--- begin Dataset records ---

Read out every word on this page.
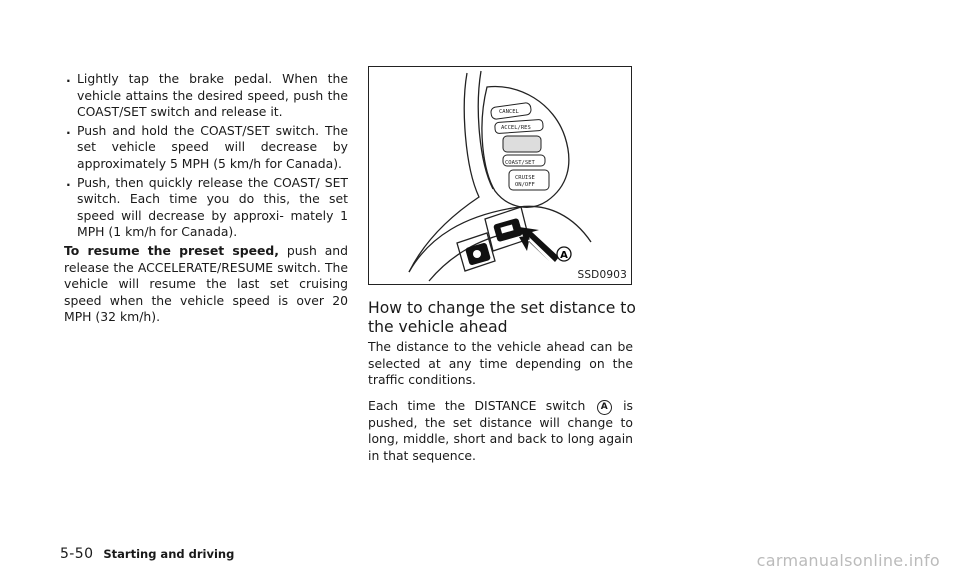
. Lightly tap the brake pedal. When the vehicle attains the desired speed, push the COAST/SET switch and release it.
. Push and hold the COAST/SET switch. The set vehicle speed will decrease by approximately 5 MPH (5 km/h for Canada).
. Push, then quickly release the COAST/ SET switch. Each time you do this, the set speed will decrease by approxi- mately 1 MPH (1 km/h for Canada).

To resume the preset speed, push and release the ACCELERATE/RESUME switch. The vehicle will resume the last set cruising speed when the vehicle speed is over 20 MPH (32 km/h).

CANCEL
ACCEL/RES
COAST/SET
CRUISE
ON/OFF
A
SSD0903
How to change the set distance to the vehicle ahead

The distance to the vehicle ahead can be selected at any time depending on the traffic conditions.

Each time the DISTANCE switch A is pushed, the set distance will change to long, middle, short and back to long again in that sequence.

5-50 Starting and driving	carmanualsonline.info
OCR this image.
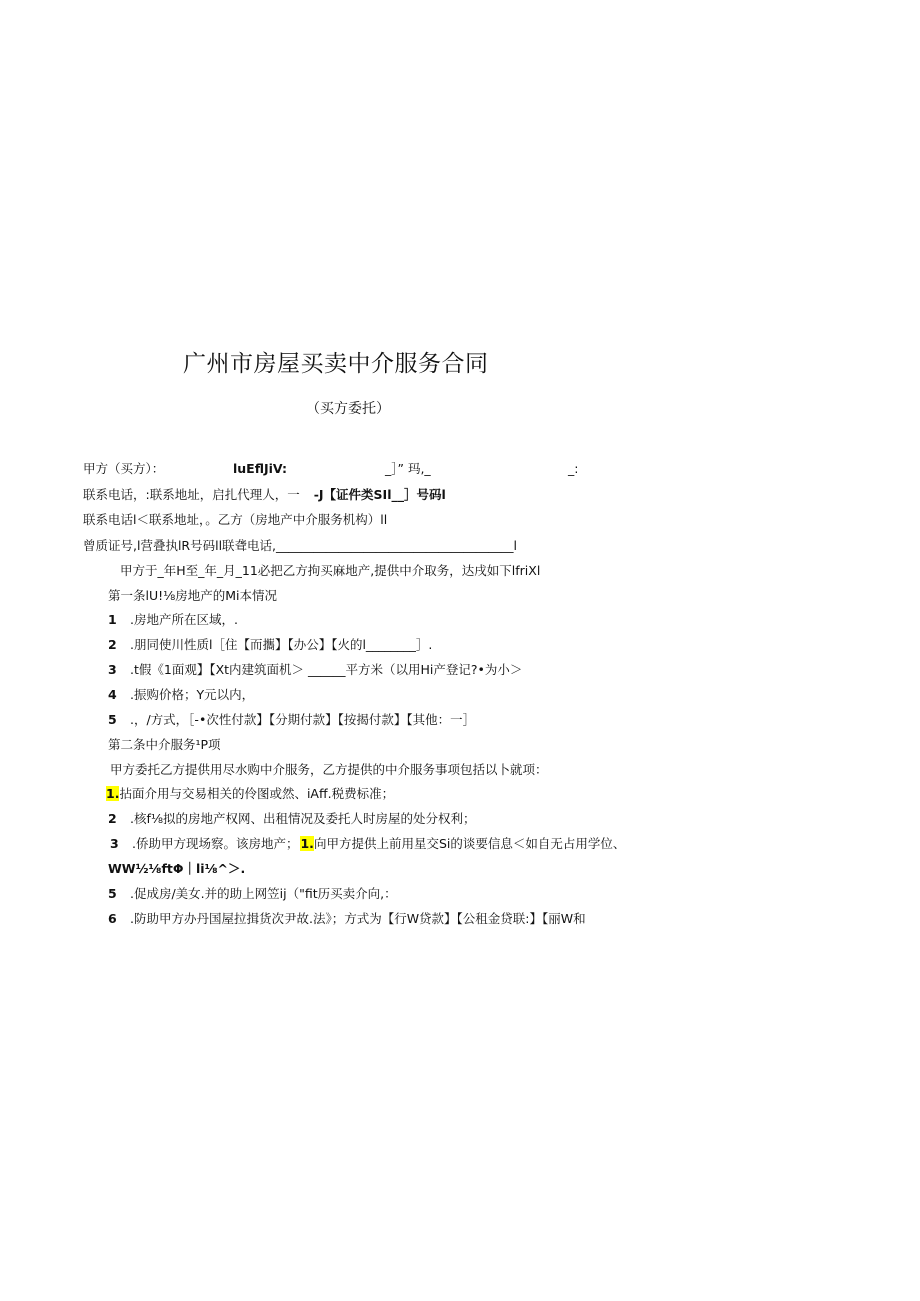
广州市房屋买卖中介服务合同
（买方委托）
甲方（买方）：	luEflJiV:	_］” 玛,_	_:
联系电话，:联系地址，启扎代理人，一 -J【证件类SIl__］号码l
联系电话l＜联系地址，。乙方（房地产中介服务机构）ll
曾质证号,l营叠执lR号码ll联聋电话,______________________________________l
甲方于_年H至_年_月_11必把乙方拘买麻地产,提供中介取务，达戌如下lfriXl
第一条lU!⅛房地产的Mi本情况
1 .房地产所在区域，.
2 .朋同使川性质l［住【而攜】【办公】【火的l________］.
3 .t假《1面观】【Xt内建筑面机＞ ______平方米（以用Hi产登记?•为小＞
4 .振购价格；Y元以内，
5 .，/方式，［-•次性付款】【分期付款】【按揭付款】【其他：一］
第二条中介服务¹P项
甲方委托乙方提供用尽水购中介服务，乙方提供的中介服务事项包括以卜就项：
1.拈面介用与交易相关的伶图或然、iAff.税费标准；
2 .核f⅛拟的房地产权网、出租情况及委托人时房屋的处分权利；
3 .侨助甲方现场察。该房地产； 1.向甲方提供上前用星交Si的谈要信息＜如自无占用学位、
WW½⅛ftΦ｜li⅛^＞.
5 .促成房/美女.并的助上网笠ij（"fit历买卖介向,：
6 .防助甲方办丹国屋拉揖货次尹故.法》；方式为【行W贷款】【公租金贷联:】【丽W和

--- end Dataset records ---

** What needs to be done **
Will you restate every entry word for word and omit the images?

** Task solution **
Read out every word on this page.
. Lightly tap the brake pedal. When the vehicle attains the desired speed, push the COAST/SET switch and release it.
. Push and hold the COAST/SET switch. The set vehicle speed will decrease by approximately 5 MPH (5 km/h for Canada).
. Push, then quickly release the COAST/ SET switch. Each time you do this, the set speed will decrease by approxi- mately 1 MPH (1 km/h for Canada).

To resume the preset speed, push and release the ACCELERATE/RESUME switch. The vehicle will resume the last set cruising speed when the vehicle speed is over 20 MPH (32 km/h).

CANCEL
ACCEL/RES
COAST/SET
CRUISE
ON/OFF
A
SSD0903
How to change the set distance to the vehicle ahead

The distance to the vehicle ahead can be selected at any time depending on the traffic conditions.

Each time the DISTANCE switch A is pushed, the set distance will change to long, middle, short and back to long again in that sequence.

5-50 Starting and driving	carmanualsonline.info
OCR this image.
广州市房屋买卖中介服务合同
（买方委托）
甲方（买方）：	luEflJiV:	_］” 玛,_	_:
联系电话，:联系地址，启扎代理人，一 -J【证件类SIl__］号码l
联系电话l＜联系地址，。乙方（房地产中介服务机构）ll
曾质证号,l营叠执lR号码ll联聋电话,______________________________________l
甲方于_年H至_年_月_11必把乙方拘买麻地产,提供中介取务，达戌如下lfriXl
第一条lU!⅛房地产的Mi本情况
1 .房地产所在区域，.
2 .朋同使川性质l［住【而攜】【办公】【火的l________］.
3 .t假《1面观】【Xt内建筑面机＞ ______平方米（以用Hi产登记?•为小＞
4 .振购价格；Y元以内，
5 .，/方式，［-•次性付款】【分期付款】【按揭付款】【其他：一］
第二条中介服务¹P项
甲方委托乙方提供用尽水购中介服务，乙方提供的中介服务事项包括以卜就项：
1.拈面介用与交易相关的伶图或然、iAff.税费标准；
2 .核f⅛拟的房地产权网、出租情况及委托人时房屋的处分权利；
3 .侨助甲方现场察。该房地产； 1.向甲方提供上前用星交Si的谈要信息＜如自无占用学位、
WW½⅛ftΦ｜li⅛^＞.
5 .促成房/美女.并的助上网笠ij（"fit历买卖介向,：
6 .防助甲方办丹国屋拉揖货次尹故.法》；方式为【行W贷款】【公租金贷联:】【丽W和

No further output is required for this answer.